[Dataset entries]
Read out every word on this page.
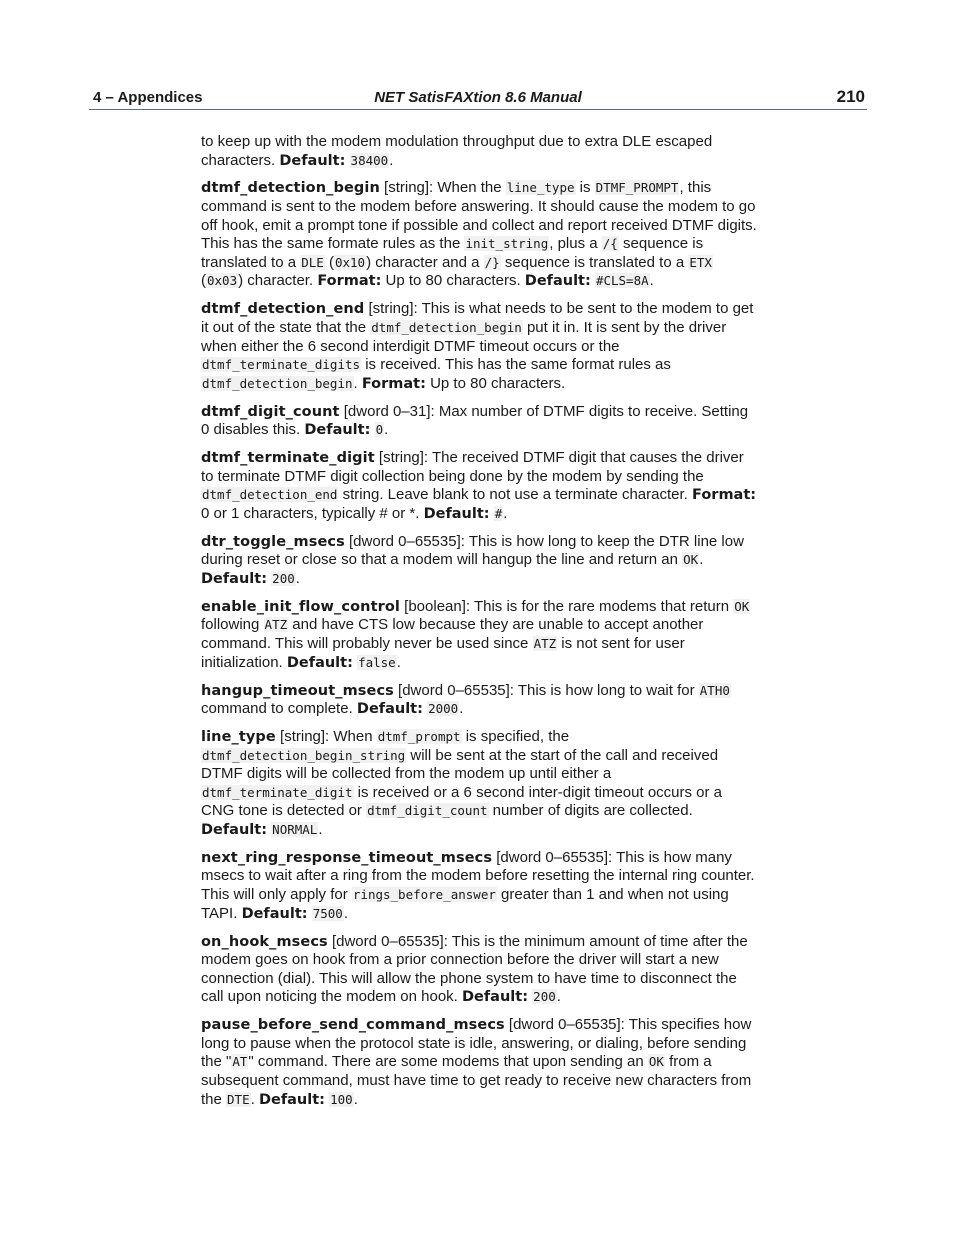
4 – Appendices	NET SatisFAXtion 8.6 Manual	210

to keep up with the modem modulation throughput due to extra DLE escaped characters. Default: 38400.

dtmf_detection_begin [string]: When the line_type is DTMF_PROMPT, this command is sent to the modem before answering. It should cause the modem to go off hook, emit a prompt tone if possible and collect and report received DTMF digits. This has the same formate rules as the init_string, plus a /{ sequence is translated to a DLE (0x10) character and a /} sequence is translated to a ETX (0x03) character. Format: Up to 80 characters. Default: #CLS=8A.

dtmf_detection_end [string]: This is what needs to be sent to the modem to get it out of the state that the dtmf_detection_begin put it in. It is sent by the driver when either the 6 second interdigit DTMF timeout occurs or the dtmf_terminate_digits is received. This has the same format rules as dtmf_detection_begin. Format: Up to 80 characters.

dtmf_digit_count [dword 0–31]: Max number of DTMF digits to receive. Setting 0 disables this. Default: 0.

dtmf_terminate_digit [string]: The received DTMF digit that causes the driver to terminate DTMF digit collection being done by the modem by sending the dtmf_detection_end string. Leave blank to not use a terminate character. Format: 0 or 1 characters, typically # or *. Default: #.

dtr_toggle_msecs [dword 0–65535]: This is how long to keep the DTR line low during reset or close so that a modem will hangup the line and return an OK. Default: 200.

enable_init_flow_control [boolean]: This is for the rare modems that return OK following ATZ and have CTS low because they are unable to accept another command. This will probably never be used since ATZ is not sent for user initialization. Default: false.

hangup_timeout_msecs [dword 0–65535]: This is how long to wait for ATH0 command to complete. Default: 2000.

line_type [string]: When dtmf_prompt is specified, the dtmf_detection_begin_string will be sent at the start of the call and received DTMF digits will be collected from the modem up until either a dtmf_terminate_digit is received or a 6 second inter-digit timeout occurs or a CNG tone is detected or dtmf_digit_count number of digits are collected. Default: NORMAL.

next_ring_response_timeout_msecs [dword 0–65535]: This is how many msecs to wait after a ring from the modem before resetting the internal ring counter. This will only apply for rings_before_answer greater than 1 and when not using TAPI. Default: 7500.

on_hook_msecs [dword 0–65535]: This is the minimum amount of time after the modem goes on hook from a prior connection before the driver will start a new connection (dial). This will allow the phone system to have time to disconnect the call upon noticing the modem on hook. Default: 200.

pause_before_send_command_msecs [dword 0–65535]: This specifies how long to pause when the protocol state is idle, answering, or dialing, before sending the "AT" command. There are some modems that upon sending an OK from a subsequent command, must have time to get ready to receive new characters from the DTE. Default: 100.
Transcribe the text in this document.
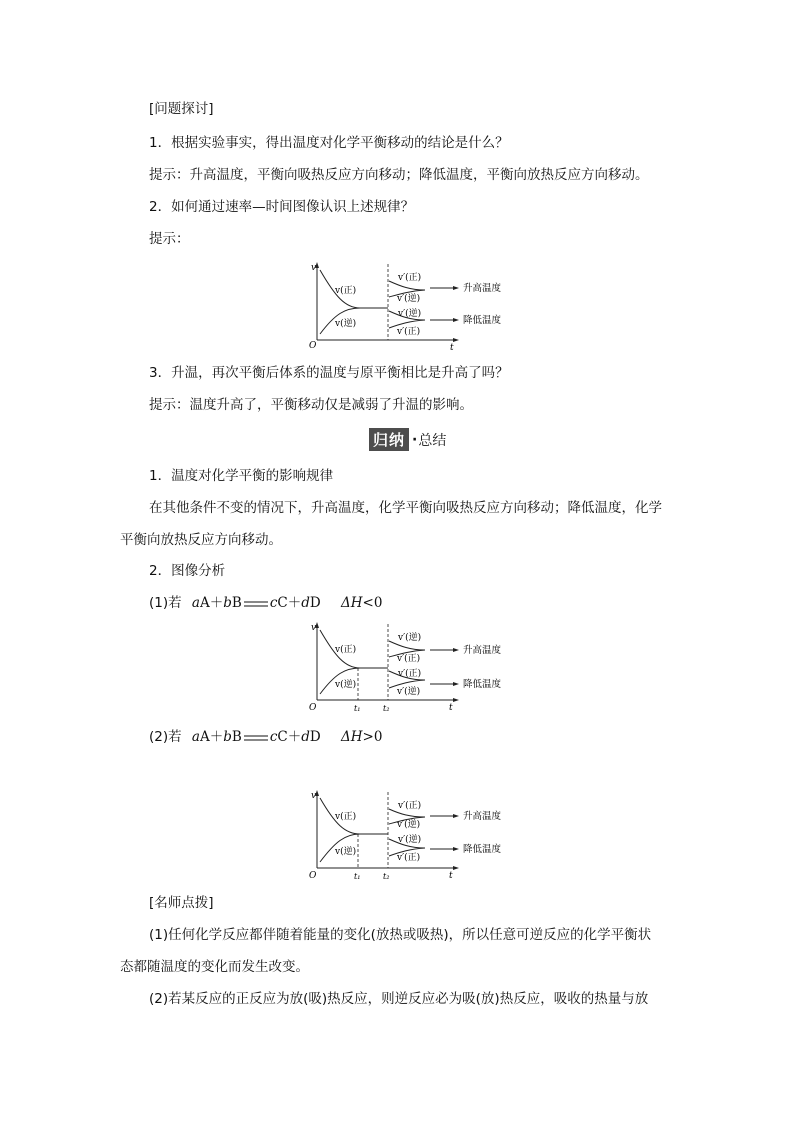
[问题探讨]
1．根据实验事实，得出温度对化学平衡移动的结论是什么？
提示：升高温度，平衡向吸热反应方向移动；降低温度，平衡向放热反应方向移动。
2．如何通过速率—时间图像认识上述规律？
提示：
v
t
O
v(正)
v(逆)
v′(正)
v′(逆)
v′(逆)
v′(正)
升高温度
降低温度
3．升温，再次平衡后体系的温度与原平衡相比是升高了吗？
提示：温度升高了，平衡移动仅是减弱了升温的影响。
归纳 · 总结
1．温度对化学平衡的影响规律
在其他条件不变的情况下，升高温度，化学平衡向吸热反应方向移动；降低温度，化学
平衡向放热反应方向移动。
2．图像分析
(1)若 aA＋bB cC＋dD ΔH<0
v
t
O	t₁	t₂
v(正)
v(逆)
v′(逆)
v′(正)
v′(正)
v′(逆)
升高温度
降低温度
(2)若 aA＋bB cC＋dD ΔH>0
v
t
O	t₁	t₂
v(正)
v(逆)
v′(正)
v′(逆)
v′(逆)
v′(正)
升高温度
降低温度
[名师点拨]
(1)任何化学反应都伴随着能量的变化(放热或吸热)，所以任意可逆反应的化学平衡状
态都随温度的变化而发生改变。
(2)若某反应的正反应为放(吸)热反应，则逆反应必为吸(放)热反应，吸收的热量与放
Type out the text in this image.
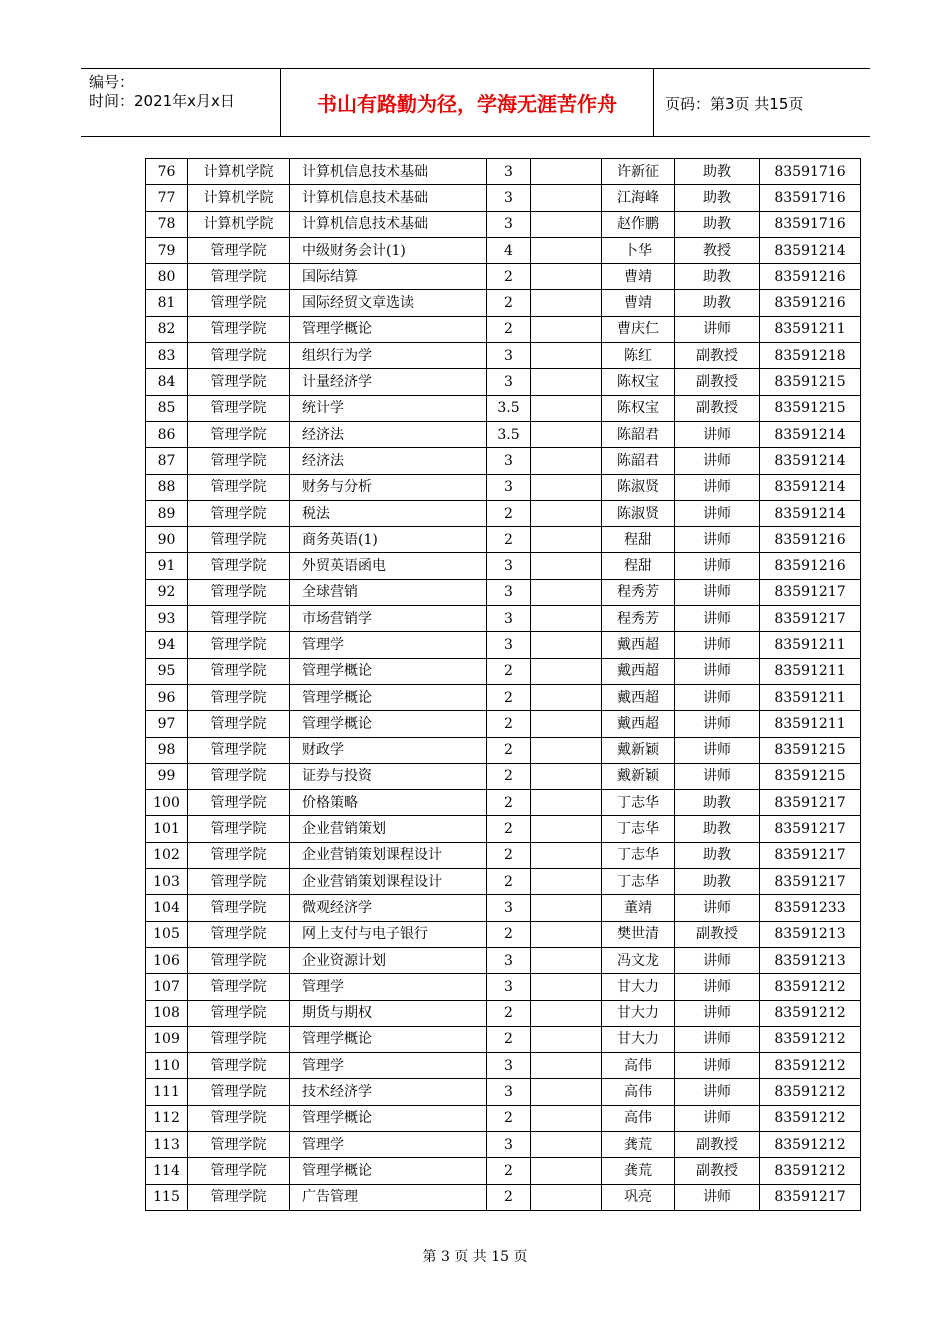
编号：
时间：2021年x月x日	书山有路勤为径，学海无涯苦作舟	页码：第3页 共15页
76	计算机学院	计算机信息技术基础	3		许新征	助教	83591716
77	计算机学院	计算机信息技术基础	3		江海峰	助教	83591716
78	计算机学院	计算机信息技术基础	3		赵作鹏	助教	83591716
79	管理学院	中级财务会计(1)	4		卜华	教授	83591214
80	管理学院	国际结算	2		曹靖	助教	83591216
81	管理学院	国际经贸文章选读	2		曹靖	助教	83591216
82	管理学院	管理学概论	2		曹庆仁	讲师	83591211
83	管理学院	组织行为学	3		陈红	副教授	83591218
84	管理学院	计量经济学	3		陈权宝	副教授	83591215
85	管理学院	统计学	3.5		陈权宝	副教授	83591215
86	管理学院	经济法	3.5		陈韶君	讲师	83591214
87	管理学院	经济法	3		陈韶君	讲师	83591214
88	管理学院	财务与分析	3		陈淑贤	讲师	83591214
89	管理学院	税法	2		陈淑贤	讲师	83591214
90	管理学院	商务英语(1)	2		程甜	讲师	83591216
91	管理学院	外贸英语函电	3		程甜	讲师	83591216
92	管理学院	全球营销	3		程秀芳	讲师	83591217
93	管理学院	市场营销学	3		程秀芳	讲师	83591217
94	管理学院	管理学	3		戴西超	讲师	83591211
95	管理学院	管理学概论	2		戴西超	讲师	83591211
96	管理学院	管理学概论	2		戴西超	讲师	83591211
97	管理学院	管理学概论	2		戴西超	讲师	83591211
98	管理学院	财政学	2		戴新颖	讲师	83591215
99	管理学院	证券与投资	2		戴新颖	讲师	83591215
100	管理学院	价格策略	2		丁志华	助教	83591217
101	管理学院	企业营销策划	2		丁志华	助教	83591217
102	管理学院	企业营销策划课程设计	2		丁志华	助教	83591217
103	管理学院	企业营销策划课程设计	2		丁志华	助教	83591217
104	管理学院	微观经济学	3		董靖	讲师	83591233
105	管理学院	网上支付与电子银行	2		樊世清	副教授	83591213
106	管理学院	企业资源计划	3		冯文龙	讲师	83591213
107	管理学院	管理学	3		甘大力	讲师	83591212
108	管理学院	期货与期权	2		甘大力	讲师	83591212
109	管理学院	管理学概论	2		甘大力	讲师	83591212
110	管理学院	管理学	3		高伟	讲师	83591212
111	管理学院	技术经济学	3		高伟	讲师	83591212
112	管理学院	管理学概论	2		高伟	讲师	83591212
113	管理学院	管理学	3		龚荒	副教授	83591212
114	管理学院	管理学概论	2		龚荒	副教授	83591212
115	管理学院	广告管理	2		巩亮	讲师	83591217
第 3 页 共 15 页
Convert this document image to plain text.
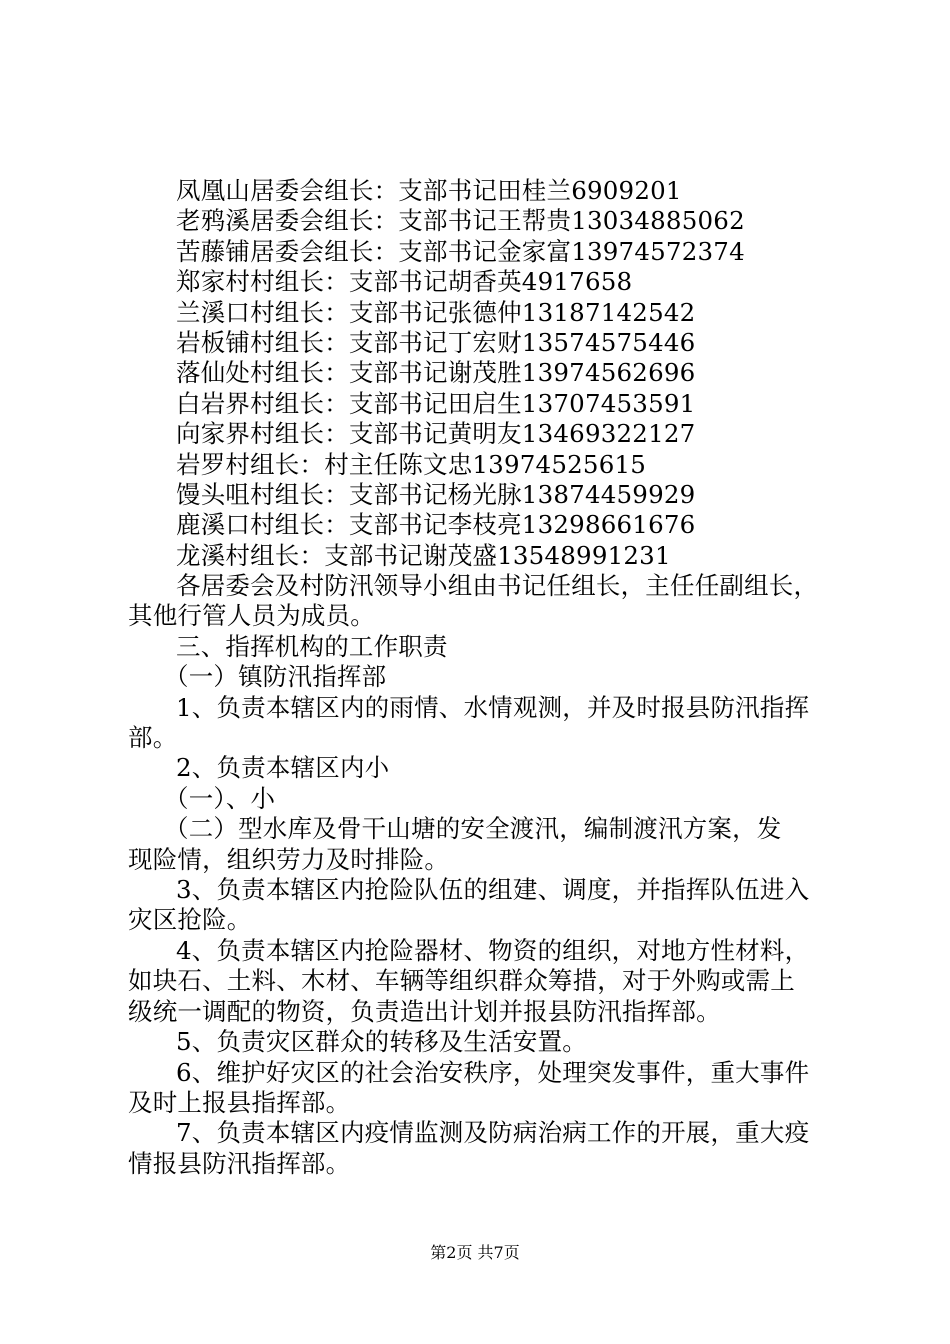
凤凰山居委会组长：支部书记田桂兰6909201
老鸦溪居委会组长：支部书记王帮贵13034885062
苦藤铺居委会组长：支部书记金家富13974572374
郑家村村组长：支部书记胡香英4917658
兰溪口村组长：支部书记张德仲13187142542
岩板铺村组长：支部书记丁宏财13574575446
落仙处村组长：支部书记谢茂胜13974562696
白岩界村组长：支部书记田启生13707453591
向家界村组长：支部书记黄明友13469322127
岩罗村组长：村主任陈文忠13974525615
馒头咀村组长：支部书记杨光脉13874459929
鹿溪口村组长：支部书记李枝亮13298661676
龙溪村组长：支部书记谢茂盛13548991231
各居委会及村防汛领导小组由书记任组长，主任任副组长，
其他行管人员为成员。
三、指挥机构的工作职责
（一）镇防汛指挥部
1、负责本辖区内的雨情、水情观测，并及时报县防汛指挥
部。
2、负责本辖区内小
（一）、小
（二）型水库及骨干山塘的安全渡汛，编制渡汛方案，发
现险情，组织劳力及时排险。
3、负责本辖区内抢险队伍的组建、调度，并指挥队伍进入
灾区抢险。
4、负责本辖区内抢险器材、物资的组织，对地方性材料，
如块石、土料、木材、车辆等组织群众筹措，对于外购或需上
级统一调配的物资，负责造出计划并报县防汛指挥部。
5、负责灾区群众的转移及生活安置。
6、维护好灾区的社会治安秩序，处理突发事件，重大事件
及时上报县指挥部。
7、负责本辖区内疫情监测及防病治病工作的开展，重大疫
情报县防汛指挥部。
第2页 共7页
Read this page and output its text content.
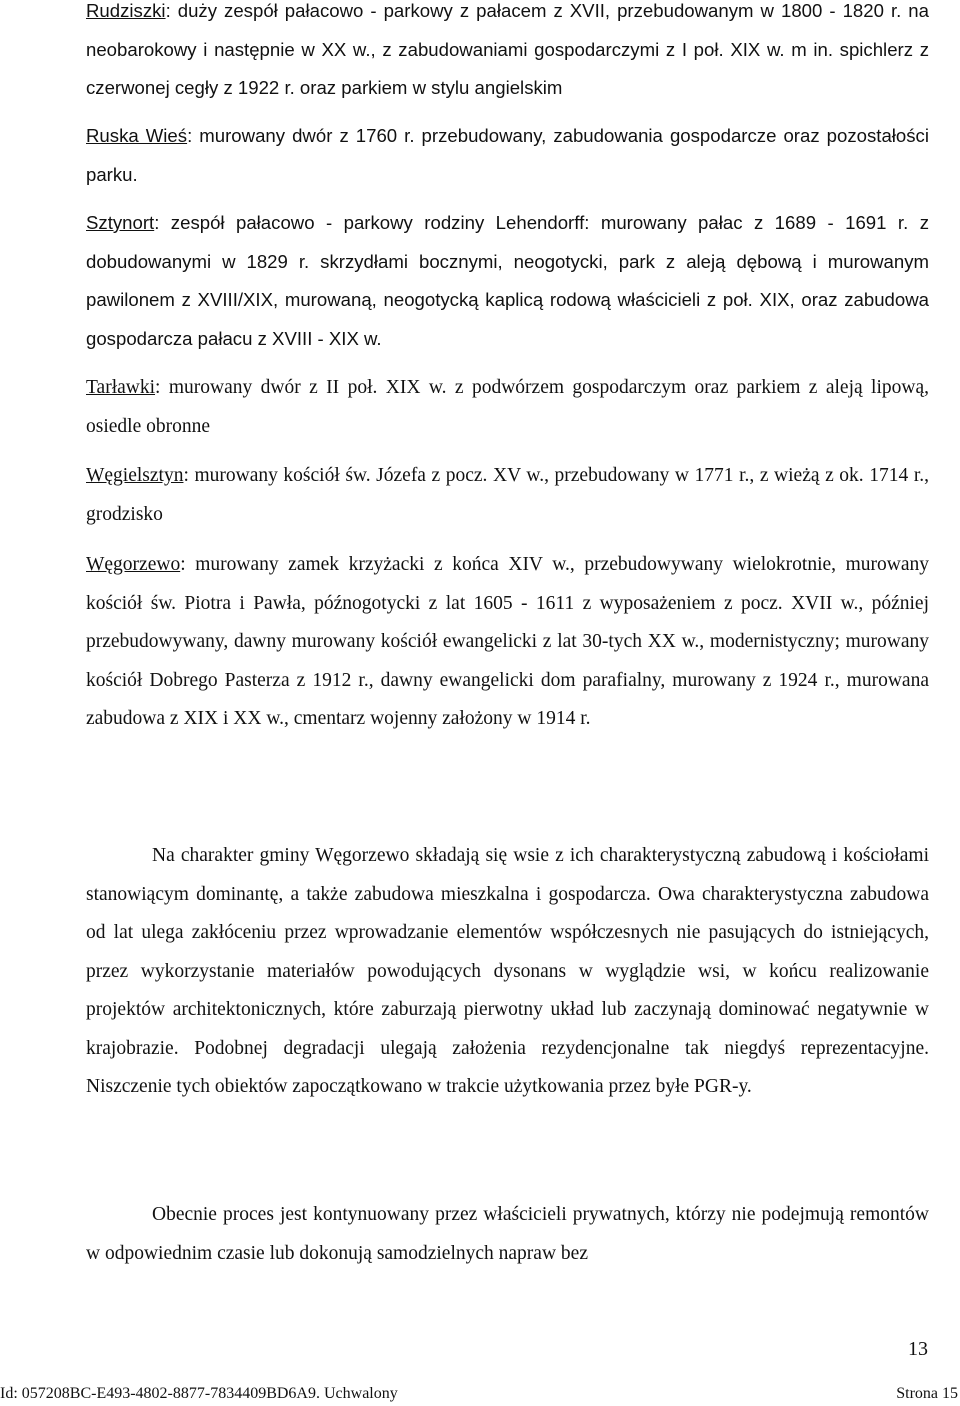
Rudziszki: duży zespół pałacowo - parkowy z pałacem z XVII, przebudowanym w 1800 - 1820 r. na neobarokowy i następnie w XX w., z zabudowaniami gospodarczymi z I poł. XIX w. m in. spichlerz z czerwonej cegły z 1922 r. oraz parkiem w stylu angielskim

Ruska Wieś: murowany dwór z 1760 r. przebudowany, zabudowania gospodarcze oraz pozostałości parku.

Sztynort: zespół pałacowo - parkowy rodziny Lehendorff: murowany pałac z 1689 - 1691 r. z dobudowanymi w 1829 r. skrzydłami bocznymi, neogotycki, park z aleją dębową i murowanym pawilonem z XVIII/XIX, murowaną, neogotycką kaplicą rodową właścicieli z poł. XIX, oraz zabudowa gospodarcza pałacu z XVIII - XIX w.

Tarławki: murowany dwór z II poł. XIX w. z podwórzem gospodarczym oraz parkiem z aleją lipową, osiedle obronne

Węgielsztyn: murowany kościół św. Józefa z pocz. XV w., przebudowany w 1771 r., z wieżą z ok. 1714 r., grodzisko

Węgorzewo: murowany zamek krzyżacki z końca XIV w., przebudowywany wielokrotnie, murowany kościół św. Piotra i Pawła, późnogotycki z lat 1605 - 1611 z wyposażeniem z pocz. XVII w., później przebudowywany, dawny murowany kościół ewangelicki z lat 30-tych XX w., modernistyczny; murowany kościół Dobrego Pasterza z 1912 r., dawny ewangelicki dom parafialny, murowany z 1924 r., murowana zabudowa z XIX i XX w., cmentarz wojenny założony w 1914 r.

Na charakter gminy Węgorzewo składają się wsie z ich charakterystyczną zabudową i kościołami stanowiącym dominantę, a także zabudowa mieszkalna i gospodarcza. Owa charakterystyczna zabudowa od lat ulega zakłóceniu przez wprowadzanie elementów współczesnych nie pasujących do istniejących, przez wykorzystanie materiałów powodujących dysonans w wyglądzie wsi, w końcu realizowanie projektów architektonicznych, które zaburzają pierwotny układ lub zaczynają dominować negatywnie w krajobrazie. Podobnej degradacji ulegają założenia rezydencjonalne tak niegdyś reprezentacyjne. Niszczenie tych obiektów zapoczątkowano w trakcie użytkowania przez byłe PGR-y.

Obecnie proces jest kontynuowany przez właścicieli prywatnych, którzy nie podejmują remontów w odpowiednim czasie lub dokonują samodzielnych napraw bez

13
Id: 057208BC-E493-4802-8877-7834409BD6A9. Uchwalony	Strona 15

### Set exercise
List the lines of the entries that include "keep".

### Reply to the exercise
to keep up with the modem modulation throughput due to extra DLE escaped characters. Default: 38400.
dtr_toggle_msecs [dword 0–65535]: This is how long to keep the DTR line low during reset or close so that a modem will hangup the line and return an OK. Default: 200.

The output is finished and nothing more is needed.